%%
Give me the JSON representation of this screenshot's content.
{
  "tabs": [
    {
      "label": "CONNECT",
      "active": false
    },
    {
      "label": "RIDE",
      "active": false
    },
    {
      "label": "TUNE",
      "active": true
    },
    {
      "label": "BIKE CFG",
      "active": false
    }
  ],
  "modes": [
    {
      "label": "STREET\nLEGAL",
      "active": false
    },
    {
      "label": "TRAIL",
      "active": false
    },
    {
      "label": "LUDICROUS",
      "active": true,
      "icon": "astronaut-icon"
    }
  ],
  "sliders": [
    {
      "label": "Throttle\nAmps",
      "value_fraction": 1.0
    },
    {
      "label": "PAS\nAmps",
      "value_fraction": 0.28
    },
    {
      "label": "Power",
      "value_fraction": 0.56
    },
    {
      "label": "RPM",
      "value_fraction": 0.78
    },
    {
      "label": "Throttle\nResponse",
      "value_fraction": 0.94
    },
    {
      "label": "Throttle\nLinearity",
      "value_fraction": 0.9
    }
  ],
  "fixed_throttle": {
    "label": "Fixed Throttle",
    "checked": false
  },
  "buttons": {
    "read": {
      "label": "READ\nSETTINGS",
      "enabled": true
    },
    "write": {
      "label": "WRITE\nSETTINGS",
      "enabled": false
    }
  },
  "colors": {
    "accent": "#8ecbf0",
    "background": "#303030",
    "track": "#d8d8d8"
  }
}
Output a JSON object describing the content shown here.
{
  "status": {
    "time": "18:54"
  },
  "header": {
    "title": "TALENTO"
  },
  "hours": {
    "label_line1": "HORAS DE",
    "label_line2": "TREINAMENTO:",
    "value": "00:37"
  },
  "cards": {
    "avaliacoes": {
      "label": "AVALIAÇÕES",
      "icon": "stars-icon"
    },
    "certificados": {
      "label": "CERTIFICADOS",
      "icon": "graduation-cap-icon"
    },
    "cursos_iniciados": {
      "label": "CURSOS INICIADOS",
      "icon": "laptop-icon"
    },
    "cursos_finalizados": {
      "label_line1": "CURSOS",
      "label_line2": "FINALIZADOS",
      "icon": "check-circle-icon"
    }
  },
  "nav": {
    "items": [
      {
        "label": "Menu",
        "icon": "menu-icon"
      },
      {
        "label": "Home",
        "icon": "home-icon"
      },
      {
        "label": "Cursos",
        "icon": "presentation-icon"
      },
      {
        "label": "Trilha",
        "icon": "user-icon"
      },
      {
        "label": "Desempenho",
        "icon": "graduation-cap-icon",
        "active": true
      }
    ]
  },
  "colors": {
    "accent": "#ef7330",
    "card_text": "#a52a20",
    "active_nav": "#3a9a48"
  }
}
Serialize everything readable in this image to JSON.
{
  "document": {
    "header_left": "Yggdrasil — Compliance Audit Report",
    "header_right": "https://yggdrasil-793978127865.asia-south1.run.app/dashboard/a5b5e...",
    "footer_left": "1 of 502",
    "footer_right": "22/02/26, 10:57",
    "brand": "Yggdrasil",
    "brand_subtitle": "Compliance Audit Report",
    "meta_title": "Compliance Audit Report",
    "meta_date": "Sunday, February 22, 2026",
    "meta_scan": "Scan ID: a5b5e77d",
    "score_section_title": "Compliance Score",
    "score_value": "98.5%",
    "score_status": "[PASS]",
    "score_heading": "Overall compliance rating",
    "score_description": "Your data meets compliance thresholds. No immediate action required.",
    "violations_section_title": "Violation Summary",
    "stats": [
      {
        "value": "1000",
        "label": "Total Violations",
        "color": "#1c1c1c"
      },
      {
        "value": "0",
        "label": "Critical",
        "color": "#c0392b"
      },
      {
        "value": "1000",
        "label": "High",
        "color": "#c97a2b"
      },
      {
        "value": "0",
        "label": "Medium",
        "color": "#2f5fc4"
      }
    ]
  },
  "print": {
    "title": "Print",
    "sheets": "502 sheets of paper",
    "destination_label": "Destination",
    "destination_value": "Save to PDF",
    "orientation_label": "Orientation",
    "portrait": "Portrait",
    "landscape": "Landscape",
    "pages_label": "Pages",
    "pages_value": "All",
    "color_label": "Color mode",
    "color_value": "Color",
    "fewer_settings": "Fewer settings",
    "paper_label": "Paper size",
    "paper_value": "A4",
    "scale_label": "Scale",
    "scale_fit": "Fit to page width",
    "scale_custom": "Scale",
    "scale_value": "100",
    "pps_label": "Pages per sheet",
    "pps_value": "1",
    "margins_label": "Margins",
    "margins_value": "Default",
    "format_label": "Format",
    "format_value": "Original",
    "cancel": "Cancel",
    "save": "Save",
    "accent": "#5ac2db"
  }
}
%%
Emit the full listing verbatim.

Give me the JSON representation of this screenshot's content.
{
  "tabs": [
    {
      "label": "CONNECT",
      "active": false
    },
    {
      "label": "RIDE",
      "active": false
    },
    {
      "label": "TUNE",
      "active": true
    },
    {
      "label": "BIKE CFG",
      "active": false
    }
  ],
  "modes": [
    {
      "label": "STREET\nLEGAL",
      "active": false
    },
    {
      "label": "TRAIL",
      "active": false
    },
    {
      "label": "LUDICROUS",
      "active": true,
      "icon": "astronaut-icon"
    }
  ],
  "sliders": [
    {
      "label": "Throttle\nAmps",
      "value_fraction": 1.0
    },
    {
      "label": "PAS\nAmps",
      "value_fraction": 0.28
    },
    {
      "label": "Power",
      "value_fraction": 0.56
    },
    {
      "label": "RPM",
      "value_fraction": 0.78
    },
    {
      "label": "Throttle\nResponse",
      "value_fraction": 0.94
    },
    {
      "label": "Throttle\nLinearity",
      "value_fraction": 0.9
    }
  ],
  "fixed_throttle": {
    "label": "Fixed Throttle",
    "checked": false
  },
  "buttons": {
    "read": {
      "label": "READ\nSETTINGS",
      "enabled": true
    },
    "write": {
      "label": "WRITE\nSETTINGS",
      "enabled": false
    }
  },
  "colors": {
    "accent": "#8ecbf0",
    "background": "#303030",
    "track": "#d8d8d8"
  }
}
Output a JSON object describing the content shown here.
{
  "status": {
    "time": "18:54"
  },
  "header": {
    "title": "TALENTO"
  },
  "hours": {
    "label_line1": "HORAS DE",
    "label_line2": "TREINAMENTO:",
    "value": "00:37"
  },
  "cards": {
    "avaliacoes": {
      "label": "AVALIAÇÕES",
      "icon": "stars-icon"
    },
    "certificados": {
      "label": "CERTIFICADOS",
      "icon": "graduation-cap-icon"
    },
    "cursos_iniciados": {
      "label": "CURSOS INICIADOS",
      "icon": "laptop-icon"
    },
    "cursos_finalizados": {
      "label_line1": "CURSOS",
      "label_line2": "FINALIZADOS",
      "icon": "check-circle-icon"
    }
  },
  "nav": {
    "items": [
      {
        "label": "Menu",
        "icon": "menu-icon"
      },
      {
        "label": "Home",
        "icon": "home-icon"
      },
      {
        "label": "Cursos",
        "icon": "presentation-icon"
      },
      {
        "label": "Trilha",
        "icon": "user-icon"
      },
      {
        "label": "Desempenho",
        "icon": "graduation-cap-icon",
        "active": true
      }
    ]
  },
  "colors": {
    "accent": "#ef7330",
    "card_text": "#a52a20",
    "active_nav": "#3a9a48"
  }
}
Serialize everything readable in this image to JSON.
{
  "document": {
    "header_left": "Yggdrasil — Compliance Audit Report",
    "header_right": "https://yggdrasil-793978127865.asia-south1.run.app/dashboard/a5b5e...",
    "footer_left": "1 of 502",
    "footer_right": "22/02/26, 10:57",
    "brand": "Yggdrasil",
    "brand_subtitle": "Compliance Audit Report",
    "meta_title": "Compliance Audit Report",
    "meta_date": "Sunday, February 22, 2026",
    "meta_scan": "Scan ID: a5b5e77d",
    "score_section_title": "Compliance Score",
    "score_value": "98.5%",
    "score_status": "[PASS]",
    "score_heading": "Overall compliance rating",
    "score_description": "Your data meets compliance thresholds. No immediate action required.",
    "violations_section_title": "Violation Summary",
    "stats": [
      {
        "value": "1000",
        "label": "Total Violations",
        "color": "#1c1c1c"
      },
      {
        "value": "0",
        "label": "Critical",
        "color": "#c0392b"
      },
      {
        "value": "1000",
        "label": "High",
        "color": "#c97a2b"
      },
      {
        "value": "0",
        "label": "Medium",
        "color": "#2f5fc4"
      }
    ]
  },
  "print": {
    "title": "Print",
    "sheets": "502 sheets of paper",
    "destination_label": "Destination",
    "destination_value": "Save to PDF",
    "orientation_label": "Orientation",
    "portrait": "Portrait",
    "landscape": "Landscape",
    "pages_label": "Pages",
    "pages_value": "All",
    "color_label": "Color mode",
    "color_value": "Color",
    "fewer_settings": "Fewer settings",
    "paper_label": "Paper size",
    "paper_value": "A4",
    "scale_label": "Scale",
    "scale_fit": "Fit to page width",
    "scale_custom": "Scale",
    "scale_value": "100",
    "pps_label": "Pages per sheet",
    "pps_value": "1",
    "margins_label": "Margins",
    "margins_value": "Default",
    "format_label": "Format",
    "format_value": "Original",
    "cancel": "Cancel",
    "save": "Save",
    "accent": "#5ac2db"
  }
}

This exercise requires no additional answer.